▸ SELECTION
When you know that it’s a bit like that, you can be more forgiving of yourself. You can have a better sense of humor. You can acknowledge that if it were that easy, everyone would do it since it is quite a bit of fun. If you play and it’s the game you like to play, you want to go. You don’t care if you medal at the Olympics, you want to be there. That sets people up. When people say, “It’s hard. I don’t want to change this. I don’t want to change this either.” I’m sure Olympic athletes don’t want to change key things in their routines, but they probably have to get to the next level. There it is. Have a nice day and I feel for you. I get it and I’m in the same boat so we can go complain and cry together, which I’m always happy to do, by the way. I think having good constructive complaint partners in this business is very important.
Here’s the thing, here’s my fun for the day. This is my fun in the podcast, the interviewer’s part because it’s my chance to communicate and have fun with someone like you on our show. I introduce you to my group of people and say, “This is why I brought this woman on because she’s so funny. She’s having a good time in. She’s got something to give.” That’s what you’ve had for us. I am so glad you came to our show.
Thank you. I love being here. It’s an honor and a privilege.
I think there are going to be a lot of people who should be reaching out to you. Thanks for joining us, Ellen. We appreciate it. I know we’re going to have you back again.
Thank you so much. It’s such a pleasure.
Creating A Super Tight Brand And Delivering A Brand Promise – Final Thoughts
That was a lot of fun. I enjoyed that conversation. Our thoughts on brand are very much aligned. Even though we don’t have the branding expertise that Ellen does, we have a lot of experience with it. We have our own brands. We go through this all the time. Brands are a lot of times, like many things, is that when you too close to your own, regardless of whether you’re a branding expert or not or have a lot of experience in it, you need perspective. She mentioned LinkedIn a few times. I didn’t have a problem with that, but we were talking to each other about how my LinkedIn profile needs a serious update. I’m going to have to get it done or else everyone’s going to go to my LinkedIn profile. One of the things we were talking about is I forgot my LinkedIn profile is created so long ago that my email address associated with it is from a previous business that we still have, although maybe not for long. That’s not Brand Synergy and some of the messaging is confusing because we have had two companies for a long time and focus is shifting around one. This is a living, breathing representation of my personal brand. It needs a refresh.

▸ EXERCISE BRIEF
Please quote every sentence in the podcast transcript above that mentions LinkedIn.

Layout records:
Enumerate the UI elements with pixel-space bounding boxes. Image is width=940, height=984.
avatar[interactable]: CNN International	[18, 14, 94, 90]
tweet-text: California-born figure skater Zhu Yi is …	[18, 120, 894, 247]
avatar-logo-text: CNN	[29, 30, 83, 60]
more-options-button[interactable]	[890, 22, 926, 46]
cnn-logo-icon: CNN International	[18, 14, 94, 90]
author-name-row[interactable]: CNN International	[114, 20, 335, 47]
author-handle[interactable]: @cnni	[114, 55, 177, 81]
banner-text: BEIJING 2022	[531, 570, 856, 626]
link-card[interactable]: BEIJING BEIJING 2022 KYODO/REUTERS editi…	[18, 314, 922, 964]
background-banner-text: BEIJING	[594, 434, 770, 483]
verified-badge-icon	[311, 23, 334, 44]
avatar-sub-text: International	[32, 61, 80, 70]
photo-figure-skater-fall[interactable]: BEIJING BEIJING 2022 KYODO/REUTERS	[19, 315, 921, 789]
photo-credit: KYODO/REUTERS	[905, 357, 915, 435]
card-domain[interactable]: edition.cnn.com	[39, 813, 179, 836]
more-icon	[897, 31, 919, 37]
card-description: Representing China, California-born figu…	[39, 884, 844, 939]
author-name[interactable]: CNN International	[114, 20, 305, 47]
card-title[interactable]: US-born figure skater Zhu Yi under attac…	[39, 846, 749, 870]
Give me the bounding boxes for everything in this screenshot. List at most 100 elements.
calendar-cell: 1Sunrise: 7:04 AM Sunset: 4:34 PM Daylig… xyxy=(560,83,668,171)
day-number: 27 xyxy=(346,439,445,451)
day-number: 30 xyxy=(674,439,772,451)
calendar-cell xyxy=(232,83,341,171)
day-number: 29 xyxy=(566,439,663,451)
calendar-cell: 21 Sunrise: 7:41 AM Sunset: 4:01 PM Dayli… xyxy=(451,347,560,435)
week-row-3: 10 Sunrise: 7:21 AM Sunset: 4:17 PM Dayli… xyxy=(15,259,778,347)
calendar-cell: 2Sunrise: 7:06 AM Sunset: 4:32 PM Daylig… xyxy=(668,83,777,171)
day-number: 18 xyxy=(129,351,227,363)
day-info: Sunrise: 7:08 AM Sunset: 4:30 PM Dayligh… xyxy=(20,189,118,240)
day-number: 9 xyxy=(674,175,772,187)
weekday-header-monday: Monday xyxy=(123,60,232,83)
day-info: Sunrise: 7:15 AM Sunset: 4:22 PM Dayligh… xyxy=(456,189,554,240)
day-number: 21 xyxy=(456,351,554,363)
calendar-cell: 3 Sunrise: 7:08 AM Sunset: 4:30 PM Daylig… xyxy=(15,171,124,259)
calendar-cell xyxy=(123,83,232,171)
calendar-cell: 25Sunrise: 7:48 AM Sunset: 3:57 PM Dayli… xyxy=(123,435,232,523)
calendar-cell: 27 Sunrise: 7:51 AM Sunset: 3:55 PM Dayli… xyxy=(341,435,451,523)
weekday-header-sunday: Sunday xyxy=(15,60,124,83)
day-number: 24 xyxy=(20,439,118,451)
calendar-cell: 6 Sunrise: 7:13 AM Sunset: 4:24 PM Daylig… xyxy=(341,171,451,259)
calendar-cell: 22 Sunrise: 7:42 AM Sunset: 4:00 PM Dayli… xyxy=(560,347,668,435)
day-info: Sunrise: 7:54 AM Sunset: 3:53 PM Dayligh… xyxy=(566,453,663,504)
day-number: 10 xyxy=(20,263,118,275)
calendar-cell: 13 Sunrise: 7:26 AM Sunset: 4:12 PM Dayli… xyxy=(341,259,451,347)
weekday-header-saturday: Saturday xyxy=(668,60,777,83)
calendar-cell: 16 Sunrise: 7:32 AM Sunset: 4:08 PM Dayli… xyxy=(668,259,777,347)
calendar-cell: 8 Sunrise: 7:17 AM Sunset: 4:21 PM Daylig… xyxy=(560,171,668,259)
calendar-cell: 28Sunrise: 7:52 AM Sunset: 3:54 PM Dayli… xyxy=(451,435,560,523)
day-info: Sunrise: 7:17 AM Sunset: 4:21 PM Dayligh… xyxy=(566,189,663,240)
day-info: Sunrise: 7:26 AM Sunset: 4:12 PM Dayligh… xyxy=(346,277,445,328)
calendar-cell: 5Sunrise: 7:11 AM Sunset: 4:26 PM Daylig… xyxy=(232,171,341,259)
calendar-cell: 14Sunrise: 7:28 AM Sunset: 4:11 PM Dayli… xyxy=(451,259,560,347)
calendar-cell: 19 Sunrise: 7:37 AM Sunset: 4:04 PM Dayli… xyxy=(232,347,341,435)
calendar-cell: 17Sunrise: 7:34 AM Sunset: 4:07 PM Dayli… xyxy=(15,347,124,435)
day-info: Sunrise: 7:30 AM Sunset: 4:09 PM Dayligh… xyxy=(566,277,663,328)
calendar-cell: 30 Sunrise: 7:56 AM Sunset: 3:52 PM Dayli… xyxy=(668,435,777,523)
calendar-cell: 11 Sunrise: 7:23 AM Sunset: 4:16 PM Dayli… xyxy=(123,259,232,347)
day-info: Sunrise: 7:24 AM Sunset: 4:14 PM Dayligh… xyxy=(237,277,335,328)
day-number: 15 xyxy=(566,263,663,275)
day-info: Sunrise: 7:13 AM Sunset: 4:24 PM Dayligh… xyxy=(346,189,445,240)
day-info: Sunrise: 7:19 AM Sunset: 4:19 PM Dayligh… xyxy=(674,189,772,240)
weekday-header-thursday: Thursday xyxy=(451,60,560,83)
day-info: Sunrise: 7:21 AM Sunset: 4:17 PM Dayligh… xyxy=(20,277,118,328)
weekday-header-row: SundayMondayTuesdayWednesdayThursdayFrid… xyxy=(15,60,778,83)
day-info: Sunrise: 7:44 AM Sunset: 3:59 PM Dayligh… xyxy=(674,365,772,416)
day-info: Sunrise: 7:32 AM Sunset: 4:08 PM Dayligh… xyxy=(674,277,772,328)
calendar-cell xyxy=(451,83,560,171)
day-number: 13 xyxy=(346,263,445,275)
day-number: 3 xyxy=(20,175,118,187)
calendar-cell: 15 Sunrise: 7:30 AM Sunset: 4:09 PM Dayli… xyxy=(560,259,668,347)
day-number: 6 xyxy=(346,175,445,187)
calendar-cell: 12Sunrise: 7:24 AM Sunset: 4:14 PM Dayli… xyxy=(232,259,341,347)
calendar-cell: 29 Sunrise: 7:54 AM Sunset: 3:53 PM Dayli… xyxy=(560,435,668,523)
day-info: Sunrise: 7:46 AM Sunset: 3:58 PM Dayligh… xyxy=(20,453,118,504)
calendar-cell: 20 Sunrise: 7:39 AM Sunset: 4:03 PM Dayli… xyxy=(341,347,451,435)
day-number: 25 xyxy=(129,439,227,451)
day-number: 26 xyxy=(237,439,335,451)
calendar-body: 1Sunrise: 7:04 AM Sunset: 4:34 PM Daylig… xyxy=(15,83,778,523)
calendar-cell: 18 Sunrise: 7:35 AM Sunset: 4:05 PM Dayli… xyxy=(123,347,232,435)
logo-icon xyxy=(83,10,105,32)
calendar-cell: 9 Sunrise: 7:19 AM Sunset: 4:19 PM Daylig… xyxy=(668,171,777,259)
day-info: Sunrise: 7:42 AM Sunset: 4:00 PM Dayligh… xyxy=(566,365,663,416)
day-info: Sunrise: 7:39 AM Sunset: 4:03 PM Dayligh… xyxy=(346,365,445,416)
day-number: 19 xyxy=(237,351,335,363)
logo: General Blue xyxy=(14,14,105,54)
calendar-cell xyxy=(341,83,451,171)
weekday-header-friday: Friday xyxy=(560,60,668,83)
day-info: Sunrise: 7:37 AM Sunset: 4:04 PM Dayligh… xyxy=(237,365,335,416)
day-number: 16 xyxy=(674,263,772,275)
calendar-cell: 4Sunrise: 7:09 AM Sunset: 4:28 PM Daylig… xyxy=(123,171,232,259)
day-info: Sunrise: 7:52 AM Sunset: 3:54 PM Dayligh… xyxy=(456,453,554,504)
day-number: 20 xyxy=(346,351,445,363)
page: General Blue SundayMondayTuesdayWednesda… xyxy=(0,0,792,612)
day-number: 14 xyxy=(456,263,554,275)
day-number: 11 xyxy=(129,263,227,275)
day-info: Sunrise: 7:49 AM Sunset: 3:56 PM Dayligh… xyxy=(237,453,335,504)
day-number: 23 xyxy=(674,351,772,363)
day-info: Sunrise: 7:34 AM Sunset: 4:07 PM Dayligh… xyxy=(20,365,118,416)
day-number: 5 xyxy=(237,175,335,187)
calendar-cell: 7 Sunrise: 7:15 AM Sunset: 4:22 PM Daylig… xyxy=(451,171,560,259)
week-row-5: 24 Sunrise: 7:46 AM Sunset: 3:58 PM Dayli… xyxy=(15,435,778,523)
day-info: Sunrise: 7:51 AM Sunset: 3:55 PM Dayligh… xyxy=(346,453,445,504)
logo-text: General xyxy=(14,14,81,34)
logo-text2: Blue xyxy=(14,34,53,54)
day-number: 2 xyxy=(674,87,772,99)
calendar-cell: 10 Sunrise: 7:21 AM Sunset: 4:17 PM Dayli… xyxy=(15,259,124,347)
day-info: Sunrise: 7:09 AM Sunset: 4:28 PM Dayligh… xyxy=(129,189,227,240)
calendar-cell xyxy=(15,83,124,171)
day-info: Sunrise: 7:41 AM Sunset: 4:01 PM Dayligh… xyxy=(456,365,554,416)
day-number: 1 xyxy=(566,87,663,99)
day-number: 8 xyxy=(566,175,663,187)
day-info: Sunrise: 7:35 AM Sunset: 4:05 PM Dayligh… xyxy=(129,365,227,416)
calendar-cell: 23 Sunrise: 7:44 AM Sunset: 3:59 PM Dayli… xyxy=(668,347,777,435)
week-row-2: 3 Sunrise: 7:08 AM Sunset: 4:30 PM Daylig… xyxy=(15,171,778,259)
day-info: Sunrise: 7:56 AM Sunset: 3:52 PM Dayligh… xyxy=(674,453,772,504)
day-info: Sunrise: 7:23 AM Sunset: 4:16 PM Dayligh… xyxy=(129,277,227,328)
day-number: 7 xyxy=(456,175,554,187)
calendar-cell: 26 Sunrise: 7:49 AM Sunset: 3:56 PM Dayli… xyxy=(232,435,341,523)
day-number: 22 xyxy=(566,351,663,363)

▸ EXERCISE ANSWER
1. She mentioned LinkedIn a few times.
2. I didn’t have a problem with that, but we were talking to each other about how my LinkedIn profile needs a serious update.
3. I’m going to have to get it done or else everyone’s going to go to my LinkedIn profile.
4. One of the things we were talking about is I forgot my LinkedIn profile is created so long ago that my email address associated with it is from a previous business that we still have, although maybe not for long.